## SET PROBLEM
All of the lines below are to be transcribed faithfully, with pictures excluded from the copy.

━━━━━━━━━━

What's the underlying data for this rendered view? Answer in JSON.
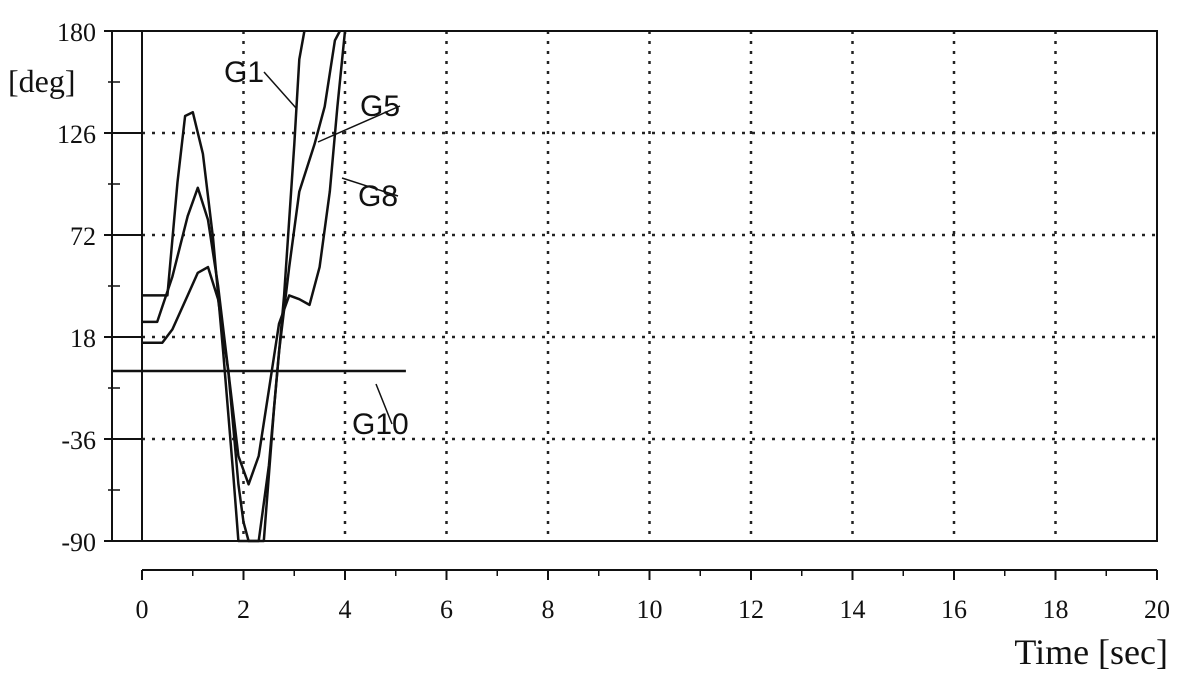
{
  "chart_data": {
    "type": "line",
    "title": "",
    "xlabel": "Time [sec]",
    "ylabel": "[deg]",
    "xlim": [
      0,
      20
    ],
    "ylim": [
      -90,
      180
    ],
    "x_ticks": [
      0,
      2,
      4,
      6,
      8,
      10,
      12,
      14,
      16,
      18,
      20
    ],
    "y_ticks": [
      180,
      126,
      72,
      18,
      -36,
      -90
    ],
    "grid": true,
    "series": [
      {
        "name": "G1",
        "x": [
          0,
          0.5,
          0.7,
          0.85,
          1.0,
          1.2,
          1.4,
          1.6,
          1.8,
          1.9,
          2.0,
          2.2,
          2.4,
          2.6,
          2.8,
          3.0,
          3.1,
          3.2
        ],
        "y": [
          40,
          40,
          100,
          135,
          137,
          115,
          70,
          10,
          -55,
          -90,
          -90,
          -90,
          -90,
          -20,
          40,
          120,
          165,
          180
        ]
      },
      {
        "name": "G5",
        "x": [
          0,
          0.3,
          0.6,
          0.9,
          1.1,
          1.3,
          1.5,
          1.7,
          1.9,
          2.0,
          2.1,
          2.3,
          2.5,
          2.7,
          2.9,
          3.1,
          3.4,
          3.6,
          3.8,
          3.9
        ],
        "y": [
          26,
          26,
          50,
          82,
          97,
          80,
          45,
          0,
          -60,
          -80,
          -90,
          -90,
          -50,
          10,
          55,
          95,
          120,
          140,
          175,
          180
        ]
      },
      {
        "name": "G8",
        "x": [
          0,
          0.4,
          0.6,
          0.9,
          1.1,
          1.3,
          1.5,
          1.7,
          1.9,
          2.1,
          2.3,
          2.5,
          2.7,
          2.9,
          3.1,
          3.3,
          3.5,
          3.7,
          3.85,
          4.0
        ],
        "y": [
          15,
          15,
          22,
          40,
          52,
          55,
          38,
          0,
          -45,
          -60,
          -45,
          -10,
          25,
          40,
          38,
          35,
          55,
          95,
          140,
          180
        ]
      },
      {
        "name": "G10",
        "x": [
          -0.6,
          5.2
        ],
        "y": [
          0,
          0
        ]
      }
    ]
  }
}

━━━━━━━━━━

## RESULT BELOW
What's the underlying data for this rendered view? Answer in JSON.
{
  "chart_data": {
    "type": "line",
    "title": "",
    "xlabel": "Time [sec]",
    "ylabel": "[deg]",
    "xlim": [
      0,
      20
    ],
    "ylim": [
      -90,
      180
    ],
    "x_ticks": [
      0,
      2,
      4,
      6,
      8,
      10,
      12,
      14,
      16,
      18,
      20
    ],
    "y_ticks": [
      180,
      126,
      72,
      18,
      -36,
      -90
    ],
    "grid": true,
    "series": [
      {
        "name": "G1",
        "x": [
          0,
          0.5,
          0.7,
          0.85,
          1.0,
          1.2,
          1.4,
          1.6,
          1.8,
          1.9,
          2.0,
          2.2,
          2.4,
          2.6,
          2.8,
          3.0,
          3.1,
          3.2
        ],
        "y": [
          40,
          40,
          100,
          135,
          137,
          115,
          70,
          10,
          -55,
          -90,
          -90,
          -90,
          -90,
          -20,
          40,
          120,
          165,
          180
        ]
      },
      {
        "name": "G5",
        "x": [
          0,
          0.3,
          0.6,
          0.9,
          1.1,
          1.3,
          1.5,
          1.7,
          1.9,
          2.0,
          2.1,
          2.3,
          2.5,
          2.7,
          2.9,
          3.1,
          3.4,
          3.6,
          3.8,
          3.9
        ],
        "y": [
          26,
          26,
          50,
          82,
          97,
          80,
          45,
          0,
          -60,
          -80,
          -90,
          -90,
          -50,
          10,
          55,
          95,
          120,
          140,
          175,
          180
        ]
      },
      {
        "name": "G8",
        "x": [
          0,
          0.4,
          0.6,
          0.9,
          1.1,
          1.3,
          1.5,
          1.7,
          1.9,
          2.1,
          2.3,
          2.5,
          2.7,
          2.9,
          3.1,
          3.3,
          3.5,
          3.7,
          3.85,
          4.0
        ],
        "y": [
          15,
          15,
          22,
          40,
          52,
          55,
          38,
          0,
          -45,
          -60,
          -45,
          -10,
          25,
          40,
          38,
          35,
          55,
          95,
          140,
          180
        ]
      },
      {
        "name": "G10",
        "x": [
          -0.6,
          5.2
        ],
        "y": [
          0,
          0
        ]
      }
    ]
  }
}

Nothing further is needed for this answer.